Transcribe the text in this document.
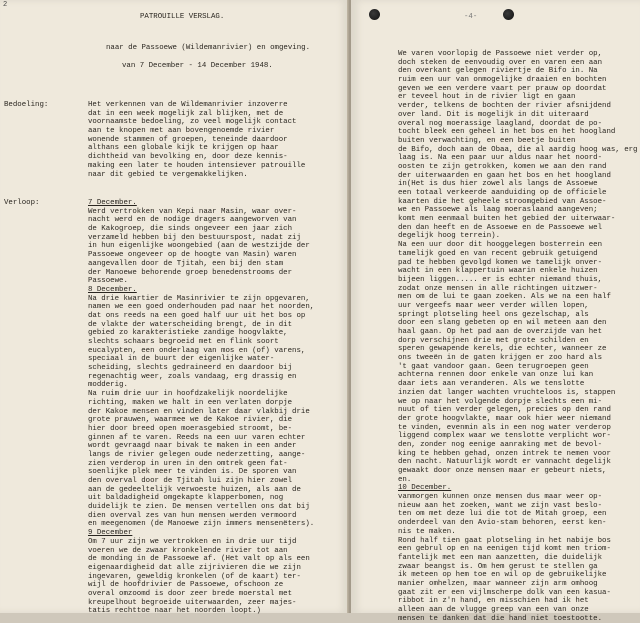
2
PATROUILLE VERSLAG.
naar de Passoewe (Wildemanrivier) en omgeving.
van 7 December - 14 December 1948.
Bedoeling:	Het verkennen van de Wildemanrivier inzoverre
dat in een week mogelijk zal blijken, met de
voornaamste bedoeling, zo veel mogelijk contact
aan te knopen met aan bovengenoemde rivier
wonende stammen of groepen, teneinde daardoor
althans een globale kijk te krijgen op haar
dichtheid van bevolking en, door deze kennis-
making een later te houden intensiever patrouille
naar dit gebied te vergemakkelijken.
Verloop:	7 December.
Werd vertrokken van Kepi naar Masin, waar over-
nacht werd en de nodige dragers aangeworven van
de Kakogroep, die sinds ongeveer een jaar zich
verzameld hebben bij den bestuurspost, nadat zij
in hun eigenlijke woongebied (aan de westzijde der
Passoewe ongeveer op de hoogte van Masin) waren
aangevallen door de Tjitah, een bij den stam
der Manoewe behorende groep benedenstrooms der
Passoewe.
8 December.
Na drie kwartier de Masinrivier te zijn opgevaren,
namen we een goed onderhouden pad naar het noorden,
dat ons reeds na een goed half uur uit het bos op
de vlakte der waterscheiding brengt, de in dit
gebied zo karakteristieke zandige hoogvlakte,
slechts schaars begroeid met en flink soort
eucalypten, een onderlaag van mos en (of) varens,
speciaal in de buurt der eigenlijke water-
scheiding, slechts gedraineerd en daardoor bij
regenachtig weer, zoals vandaag, erg drassig en
modderig.
Na ruim drie uur in hoofdzakelijk noordelijke
richting, maken we halt in een verlaten dorpje
der Kakoe mensen en vinden later daar vlakbij drie
grote prauwen, waarmee we de Kakoe rivier, die
hier door breed open moerasgebied stroomt, be-
ginnen af te varen. Reeds na een uur varen echter
wordt gevraagd naar bivak te maken in een ander
langs de rivier gelegen oude nederzetting, aange-
zien verderop in uren in den omtrek geen fat-
soenlijke plek meer te vinden is. De sporen van
den overval door de Tjitah lui zijn hier zowel
aan de gedeeltelijk verwoeste huizen, als aan de
uit baldadigheid omgekapte klapperbomen, nog
duidelijk te zien. De mensen vertellen ons dat bij
dien overval zes van hun mensen werden vermoord
en meegenomen (de Manoewe zijn immers mensenëters).
9 December
Om 7 uur zijn we vertrokken en in drie uur tijd
voeren we de zwaar kronkelende rivier tot aan
de monding in de Passoewe af. (Het valt op als een
eigenaardigheid dat alle zijrivieren die we zijn
ingevaren, geweldig kronkelen (of de kaart) ter-
wijl de hoofdrivier de Passoewe, ofschoon ze
overal omzoomd is door zeer brede moerstal met
kreupelhout begroeide uiterwaarden, zeer majes-
tatis rechttoe naar het noorden loopt.)
-4-
We varen voorlopig de Passoewe niet verder op,
doch steken de eenvoudig over en varen een aan
den overkant gelegen riviertje de Bifo in. Na
ruim een uur van onmogelijke draaien en bochten
geven we een verdere vaart per prauw op doordat
er teveel hout in de rivier ligt en gaan
verder, telkens de bochten der rivier afsnijdend
over land. Dit is mogelijk in dit uiteraard
overal nog moerassige laagland, doordat de po-
tocht bleek een geheel in het bos en het hoogland
buiten verwachting, en een beetje buiten
de Bifo, doch aan de Obaa, die al aardig hoog was, erg
laag is. Na een paar uur aldus naar het noord-
oosten te zijn getrokken, komen we aan den rand
der uiterwaarden en gaan het bos en het hoogland
in(Het is dus hier zowel als langs de Assoewe
een totaal verkeerde aanduiding op de officiele
kaarten die het geheele stroomgebied van Assoe-
we en Passoewe als laag moeraslaand aangeven;
komt men eenmaal buiten het gebied der uiterwaar-
den dan heeft en de Assoewe en de Passoewe wel
degelijk hoog terrein).
Na een uur door dit hooggelegen bosterrein een
tamelijk goed en van recent gebruik getuigend
pad te hebben gevolgd komen we tamelijk onver-
wacht in een klappertuin waarin enkele huizen
bijeen liggen..... er is echter niemand thuis,
zodat onze mensen in alle richtingen uitzwer-
men om de lui te gaan zoeken. Als we na een half
uur vergeefs maar weer verder willen lopen,
springt plotseling heel ons gezelschap, als
door een slang gebeten op en wil meteen aan den
haal gaan. Op het pad aan de overzijde van het
dorp verschijnen drie met grote schilden en
speren gewapende kerels, die echter, wanneer ze
ons tweeën in de gaten krijgen er zoo hard als
't gaat vandoor gaan. Geen terugroepen geen
achterna rennen door enkele van onze lui kan
daar iets aan veranderen. Als we tenslotte
inzien dat langer wachten vruchteloos is, stappen
we op naar het volgende dorpje slechts een mi-
nuut of tien verder gelegen, precies op den rand
der grote hoogvlakte, maar ook hier weer niemand
te vinden, evenmin als in een nog water verderop
liggend complex waar we tenslotte verplicht wor-
den, zonder nog eenige aanraking met de bevol-
king te hebben gehad, onzen intrek te nemen voor
den nacht. Natuurlijk wordt er vannacht degelijk
gewaakt door onze mensen maar er gebeurt niets,
en.
10 December.
vanmorgen kunnen onze mensen dus maar weer op-
nieuw aan het zoeken, want we zijn vast beslo-
ten om met deze lui die tot de Mitah groep, een
onderdeel van den Avio-stam behoren, eerst ken-
nis te maken.
Rond half tien gaat plotseling in het nabije bos
een gebrul op en na eenigen tijd komt men triom-
fantelijk met een man aanzetten, die duidelijk
zwaar beangst is. Om hem gerust te stellen ga
ik meteen op hem toe en wil op de gebruikelijke
manier omhelzen, maar wanneer zijn arm omhoog
gaat zit er een vijlmscherpe dolk van een kasua-
ribbot in z'n hand, en misschien had ik het
alleen aan de vlugge greep van een van onze
mensen te danken dat die hand niet toestootte.
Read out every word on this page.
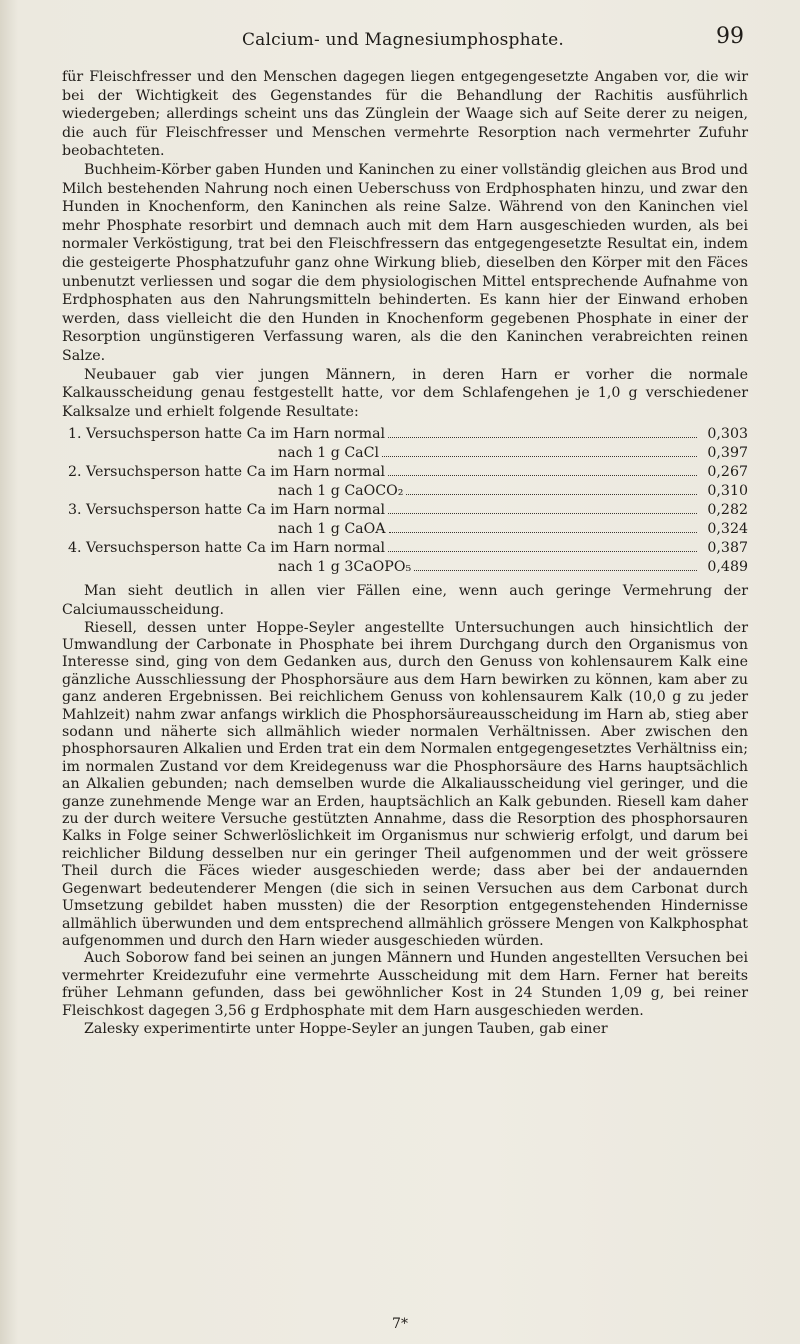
Calcium- und Magnesiumphosphate.	99

für Fleischfresser und den Menschen dagegen liegen entgegengesetzte Angaben vor, die wir bei der Wichtigkeit des Gegenstandes für die Behandlung der Rachitis ausführlich wiedergeben; allerdings scheint uns das Zünglein der Waage sich auf Seite derer zu neigen, die auch für Fleischfresser und Menschen vermehrte Resorption nach vermehrter Zufuhr beobachteten.

Buchheim-Körber gaben Hunden und Kaninchen zu einer vollständig gleichen aus Brod und Milch bestehenden Nahrung noch einen Ueberschuss von Erdphosphaten hinzu, und zwar den Hunden in Knochenform, den Kaninchen als reine Salze. Während von den Kaninchen viel mehr Phosphate resorbirt und demnach auch mit dem Harn ausgeschieden wurden, als bei normaler Verköstigung, trat bei den Fleischfressern das entgegengesetzte Resultat ein, indem die gesteigerte Phosphatzufuhr ganz ohne Wirkung blieb, dieselben den Körper mit den Fäces unbenutzt verliessen und sogar die dem physiologischen Mittel entsprechende Aufnahme von Erdphosphaten aus den Nahrungsmitteln behinderten. Es kann hier der Einwand erhoben werden, dass vielleicht die den Hunden in Knochenform gegebenen Phosphate in einer der Resorption ungünstigeren Verfassung waren, als die den Kaninchen verabreichten reinen Salze.

Neubauer gab vier jungen Männern, in deren Harn er vorher die normale Kalkausscheidung genau festgestellt hatte, vor dem Schlafengehen je 1,0 g verschiedener Kalksalze und erhielt folgende Resultate:

1. Versuchsperson hatte Ca im Harn normal	0,303
nach 1 g CaCl	0,397
2. Versuchsperson hatte Ca im Harn normal	0,267
nach 1 g CaOCO₂	0,310
3. Versuchsperson hatte Ca im Harn normal	0,282
nach 1 g CaOA	0,324
4. Versuchsperson hatte Ca im Harn normal	0,387
nach 1 g 3CaOPO₅	0,489

Man sieht deutlich in allen vier Fällen eine, wenn auch geringe Vermehrung der Calciumausscheidung.

Riesell, dessen unter Hoppe-Seyler angestellte Untersuchungen auch hinsichtlich der Umwandlung der Carbonate in Phosphate bei ihrem Durchgang durch den Organismus von Interesse sind, ging von dem Gedanken aus, durch den Genuss von kohlensaurem Kalk eine gänzliche Ausschliessung der Phosphorsäure aus dem Harn bewirken zu können, kam aber zu ganz anderen Ergebnissen. Bei reichlichem Genuss von kohlensaurem Kalk (10,0 g zu jeder Mahlzeit) nahm zwar anfangs wirklich die Phosphorsäureausscheidung im Harn ab, stieg aber sodann und näherte sich allmählich wieder normalen Verhältnissen. Aber zwischen den phosphorsauren Alkalien und Erden trat ein dem Normalen entgegengesetztes Verhältniss ein; im normalen Zustand vor dem Kreidegenuss war die Phosphorsäure des Harns hauptsächlich an Alkalien gebunden; nach demselben wurde die Alkaliausscheidung viel geringer, und die ganze zunehmende Menge war an Erden, hauptsächlich an Kalk gebunden. Riesell kam daher zu der durch weitere Versuche gestützten Annahme, dass die Resorption des phosphorsauren Kalks in Folge seiner Schwerlöslichkeit im Organismus nur schwierig erfolgt, und darum bei reichlicher Bildung desselben nur ein geringer Theil aufgenommen und der weit grössere Theil durch die Fäces wieder ausgeschieden werde; dass aber bei der andauernden Gegenwart bedeutenderer Mengen (die sich in seinen Versuchen aus dem Carbonat durch Umsetzung gebildet haben mussten) die der Resorption entgegenstehenden Hindernisse allmählich überwunden und dem entsprechend allmählich grössere Mengen von Kalkphosphat aufgenommen und durch den Harn wieder ausgeschieden würden.

Auch Soborow fand bei seinen an jungen Männern und Hunden angestellten Versuchen bei vermehrter Kreidezufuhr eine vermehrte Ausscheidung mit dem Harn. Ferner hat bereits früher Lehmann gefunden, dass bei gewöhnlicher Kost in 24 Stunden 1,09 g, bei reiner Fleischkost dagegen 3,56 g Erdphosphate mit dem Harn ausgeschieden werden.

Zalesky experimentirte unter Hoppe-Seyler an jungen Tauben, gab einer

7*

^^^^^^^^^^^^^^^^

▶ [Aim of the task] If a line in the entries above holds the word "zijn", count it; then report the total alone.

▶ [Response to the exercise] 8